**What the exercise asks:** Write out the data again exactly, skipping every picture.
========
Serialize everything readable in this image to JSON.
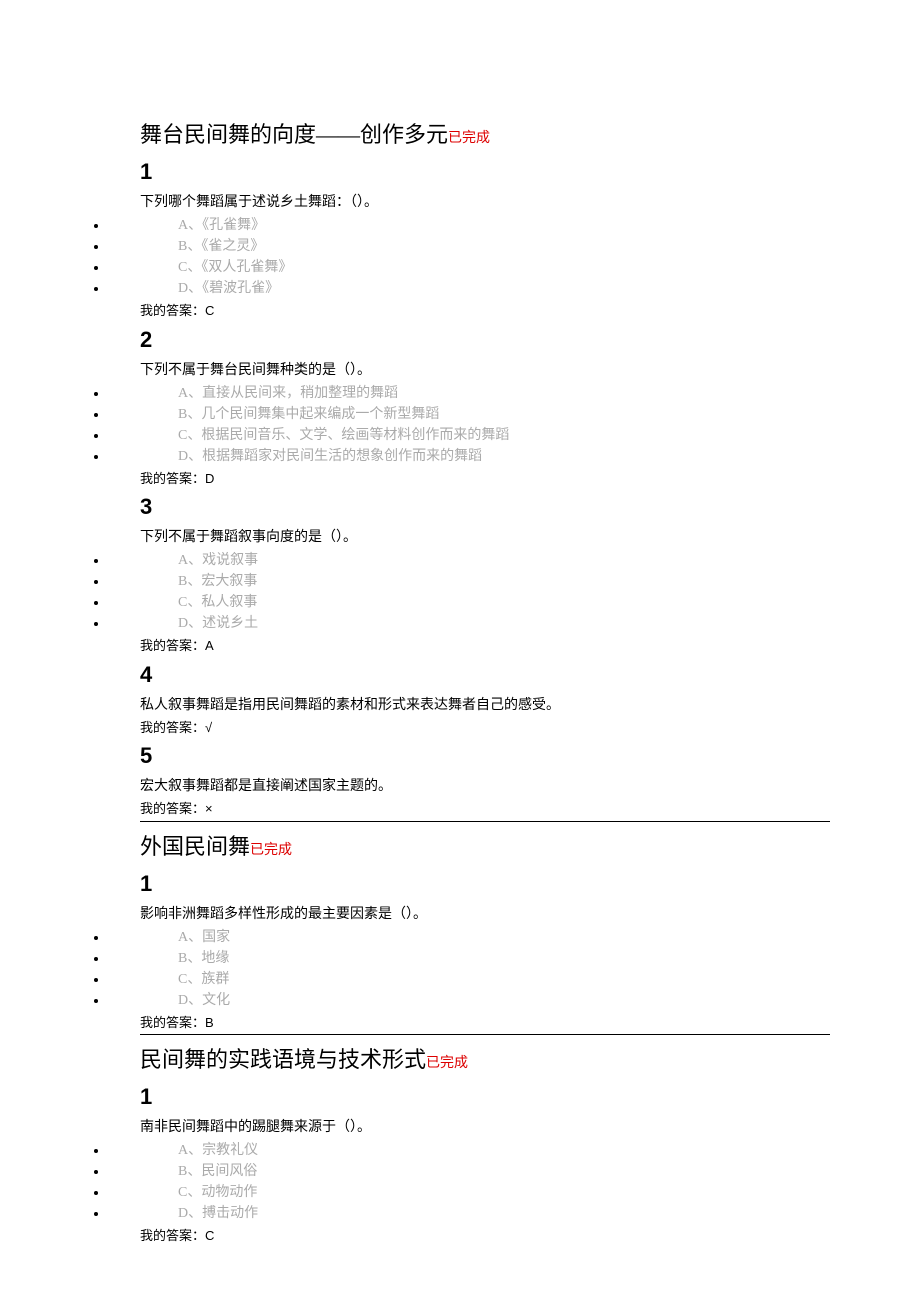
{
  "sections": [
    {
      "title": "舞台民间舞的向度——创作多元",
      "status": "已完成",
      "hr_after": true,
      "questions": [
        {
          "num": "1",
          "text": "下列哪个舞蹈属于述说乡土舞蹈：（）。",
          "options": [
            "A、《孔雀舞》",
            "B、《雀之灵》",
            "C、《双人孔雀舞》",
            "D、《碧波孔雀》"
          ],
          "ans_label": "我的答案：",
          "ans_value": "C"
        },
        {
          "num": "2",
          "text": "下列不属于舞台民间舞种类的是（）。",
          "options": [
            "A、直接从民间来，稍加整理的舞蹈",
            "B、几个民间舞集中起来编成一个新型舞蹈",
            "C、根据民间音乐、文学、绘画等材料创作而来的舞蹈",
            "D、根据舞蹈家对民间生活的想象创作而来的舞蹈"
          ],
          "ans_label": "我的答案：",
          "ans_value": "D"
        },
        {
          "num": "3",
          "text": "下列不属于舞蹈叙事向度的是（）。",
          "options": [
            "A、戏说叙事",
            "B、宏大叙事",
            "C、私人叙事",
            "D、述说乡土"
          ],
          "ans_label": "我的答案：",
          "ans_value": "A"
        },
        {
          "num": "4",
          "text": "私人叙事舞蹈是指用民间舞蹈的素材和形式来表达舞者自己的感受。",
          "options": [],
          "ans_label": "我的答案：",
          "ans_value": "√"
        },
        {
          "num": "5",
          "text": "宏大叙事舞蹈都是直接阐述国家主题的。",
          "options": [],
          "ans_label": "我的答案：",
          "ans_value": "×"
        }
      ]
    },
    {
      "title": "外国民间舞",
      "status": "已完成",
      "hr_after": true,
      "questions": [
        {
          "num": "1",
          "text": "影响非洲舞蹈多样性形成的最主要因素是（）。",
          "options": [
            "A、国家",
            "B、地缘",
            "C、族群",
            "D、文化"
          ],
          "ans_label": "我的答案：",
          "ans_value": "B"
        }
      ]
    },
    {
      "title": "民间舞的实践语境与技术形式",
      "status": "已完成",
      "hr_after": false,
      "questions": [
        {
          "num": "1",
          "text": "南非民间舞蹈中的踢腿舞来源于（）。",
          "options": [
            "A、宗教礼仪",
            "B、民间风俗",
            "C、动物动作",
            "D、搏击动作"
          ],
          "ans_label": "我的答案：",
          "ans_value": "C"
        }
      ]
    }
  ]
}
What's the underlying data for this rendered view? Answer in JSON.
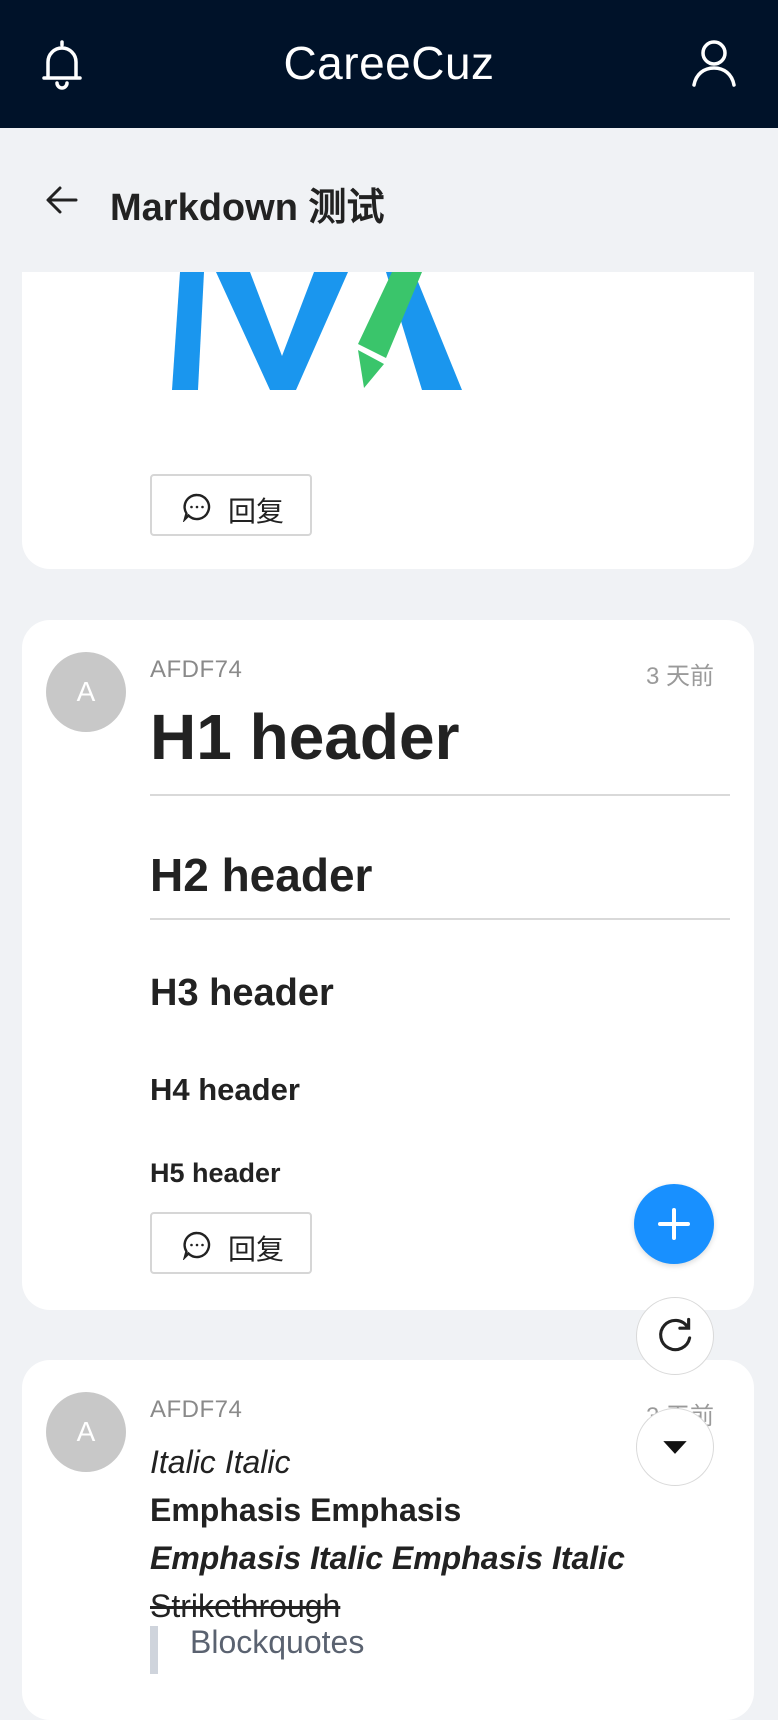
{
  "app": {
    "title": "CareeCuz"
  },
  "page": {
    "title": "Markdown 测试"
  },
  "reply_label": "回复",
  "posts": [
    {
      "author": "AFDF74",
      "avatar_letter": "A",
      "time": "3 天前",
      "h1": "H1 header",
      "h2": "H2 header",
      "h3": "H3 header",
      "h4": "H4 header",
      "h5": "H5 header"
    },
    {
      "author": "AFDF74",
      "avatar_letter": "A",
      "time": "3 天前",
      "italic": "Italic Italic",
      "emphasis": "Emphasis Emphasis",
      "emphasis_italic": "Emphasis Italic Emphasis Italic",
      "strikethrough": "Strikethrough",
      "blockquote": "Blockquotes"
    }
  ],
  "icons": {
    "notifications": "bell-icon",
    "profile": "user-icon",
    "back": "arrow-left-icon",
    "reply": "chat-bubble-icon",
    "add": "plus-icon",
    "refresh": "refresh-icon",
    "scroll_down": "caret-down-icon"
  },
  "colors": {
    "topbar": "#001229",
    "accent": "#1890ff",
    "logo_blue": "#1a96ee",
    "logo_green": "#3ac56b",
    "background": "#f0f2f5"
  }
}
========
**In response:**
Serialize everything readable in this image to JSON.
{
  "sections": [
    {
      "title": "舞台民间舞的向度——创作多元",
      "status": "已完成",
      "hr_after": true,
      "questions": [
        {
          "num": "1",
          "text": "下列哪个舞蹈属于述说乡土舞蹈：（）。",
          "options": [
            "A、《孔雀舞》",
            "B、《雀之灵》",
            "C、《双人孔雀舞》",
            "D、《碧波孔雀》"
          ],
          "ans_label": "我的答案：",
          "ans_value": "C"
        },
        {
          "num": "2",
          "text": "下列不属于舞台民间舞种类的是（）。",
          "options": [
            "A、直接从民间来，稍加整理的舞蹈",
            "B、几个民间舞集中起来编成一个新型舞蹈",
            "C、根据民间音乐、文学、绘画等材料创作而来的舞蹈",
            "D、根据舞蹈家对民间生活的想象创作而来的舞蹈"
          ],
          "ans_label": "我的答案：",
          "ans_value": "D"
        },
        {
          "num": "3",
          "text": "下列不属于舞蹈叙事向度的是（）。",
          "options": [
            "A、戏说叙事",
            "B、宏大叙事",
            "C、私人叙事",
            "D、述说乡土"
          ],
          "ans_label": "我的答案：",
          "ans_value": "A"
        },
        {
          "num": "4",
          "text": "私人叙事舞蹈是指用民间舞蹈的素材和形式来表达舞者自己的感受。",
          "options": [],
          "ans_label": "我的答案：",
          "ans_value": "√"
        },
        {
          "num": "5",
          "text": "宏大叙事舞蹈都是直接阐述国家主题的。",
          "options": [],
          "ans_label": "我的答案：",
          "ans_value": "×"
        }
      ]
    },
    {
      "title": "外国民间舞",
      "status": "已完成",
      "hr_after": true,
      "questions": [
        {
          "num": "1",
          "text": "影响非洲舞蹈多样性形成的最主要因素是（）。",
          "options": [
            "A、国家",
            "B、地缘",
            "C、族群",
            "D、文化"
          ],
          "ans_label": "我的答案：",
          "ans_value": "B"
        }
      ]
    },
    {
      "title": "民间舞的实践语境与技术形式",
      "status": "已完成",
      "hr_after": false,
      "questions": [
        {
          "num": "1",
          "text": "南非民间舞蹈中的踢腿舞来源于（）。",
          "options": [
            "A、宗教礼仪",
            "B、民间风俗",
            "C、动物动作",
            "D、搏击动作"
          ],
          "ans_label": "我的答案：",
          "ans_value": "C"
        }
      ]
    }
  ]
}
What's the underlying data for this rendered view? Answer in JSON.
{
  "app": {
    "title": "CareeCuz"
  },
  "page": {
    "title": "Markdown 测试"
  },
  "reply_label": "回复",
  "posts": [
    {
      "author": "AFDF74",
      "avatar_letter": "A",
      "time": "3 天前",
      "h1": "H1 header",
      "h2": "H2 header",
      "h3": "H3 header",
      "h4": "H4 header",
      "h5": "H5 header"
    },
    {
      "author": "AFDF74",
      "avatar_letter": "A",
      "time": "3 天前",
      "italic": "Italic Italic",
      "emphasis": "Emphasis Emphasis",
      "emphasis_italic": "Emphasis Italic Emphasis Italic",
      "strikethrough": "Strikethrough",
      "blockquote": "Blockquotes"
    }
  ],
  "icons": {
    "notifications": "bell-icon",
    "profile": "user-icon",
    "back": "arrow-left-icon",
    "reply": "chat-bubble-icon",
    "add": "plus-icon",
    "refresh": "refresh-icon",
    "scroll_down": "caret-down-icon"
  },
  "colors": {
    "topbar": "#001229",
    "accent": "#1890ff",
    "logo_blue": "#1a96ee",
    "logo_green": "#3ac56b",
    "background": "#f0f2f5"
  }
}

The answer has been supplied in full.